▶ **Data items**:
-------------------------

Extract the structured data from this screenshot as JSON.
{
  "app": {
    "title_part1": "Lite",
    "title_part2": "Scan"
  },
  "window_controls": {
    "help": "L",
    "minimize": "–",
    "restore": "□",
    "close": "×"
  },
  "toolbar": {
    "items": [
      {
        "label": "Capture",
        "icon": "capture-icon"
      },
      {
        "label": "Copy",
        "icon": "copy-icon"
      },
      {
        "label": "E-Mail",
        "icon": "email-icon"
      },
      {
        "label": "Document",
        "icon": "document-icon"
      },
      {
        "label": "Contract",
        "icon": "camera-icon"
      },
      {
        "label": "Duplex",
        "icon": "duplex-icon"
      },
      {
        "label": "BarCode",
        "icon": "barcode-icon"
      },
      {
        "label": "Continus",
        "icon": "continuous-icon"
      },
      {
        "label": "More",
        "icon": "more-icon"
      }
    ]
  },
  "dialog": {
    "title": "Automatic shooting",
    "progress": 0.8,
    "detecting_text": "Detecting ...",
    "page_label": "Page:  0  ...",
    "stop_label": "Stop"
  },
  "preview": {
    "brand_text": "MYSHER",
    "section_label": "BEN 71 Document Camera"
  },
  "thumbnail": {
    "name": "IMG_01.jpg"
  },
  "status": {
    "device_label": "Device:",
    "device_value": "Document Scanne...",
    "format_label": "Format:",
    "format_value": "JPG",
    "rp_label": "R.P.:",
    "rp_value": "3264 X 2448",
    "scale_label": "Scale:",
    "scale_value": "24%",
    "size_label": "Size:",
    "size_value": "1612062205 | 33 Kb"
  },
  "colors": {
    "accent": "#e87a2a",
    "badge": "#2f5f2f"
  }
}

-------------------------

▶ **TO DO**: Return all of the data word for word.

▶ **WRITTEN ANSWER**:
Extract the structured data from this screenshot as JSON.
{
  "app": {
    "title_part1": "Lite",
    "title_part2": "Scan"
  },
  "window_controls": {
    "help": "L",
    "minimize": "–",
    "restore": "□",
    "close": "×"
  },
  "toolbar": {
    "items": [
      {
        "label": "Capture",
        "icon": "capture-icon"
      },
      {
        "label": "Copy",
        "icon": "copy-icon"
      },
      {
        "label": "E-Mail",
        "icon": "email-icon"
      },
      {
        "label": "Document",
        "icon": "document-icon"
      },
      {
        "label": "Contract",
        "icon": "camera-icon"
      },
      {
        "label": "Duplex",
        "icon": "duplex-icon"
      },
      {
        "label": "BarCode",
        "icon": "barcode-icon"
      },
      {
        "label": "Continus",
        "icon": "continuous-icon"
      },
      {
        "label": "More",
        "icon": "more-icon"
      }
    ]
  },
  "dialog": {
    "title": "Automatic shooting",
    "progress": 0.8,
    "detecting_text": "Detecting ...",
    "page_label": "Page:  0  ...",
    "stop_label": "Stop"
  },
  "preview": {
    "brand_text": "MYSHER",
    "section_label": "BEN 71 Document Camera"
  },
  "thumbnail": {
    "name": "IMG_01.jpg"
  },
  "status": {
    "device_label": "Device:",
    "device_value": "Document Scanne...",
    "format_label": "Format:",
    "format_value": "JPG",
    "rp_label": "R.P.:",
    "rp_value": "3264 X 2448",
    "scale_label": "Scale:",
    "scale_value": "24%",
    "size_label": "Size:",
    "size_value": "1612062205 | 33 Kb"
  },
  "colors": {
    "accent": "#e87a2a",
    "badge": "#2f5f2f"
  }
}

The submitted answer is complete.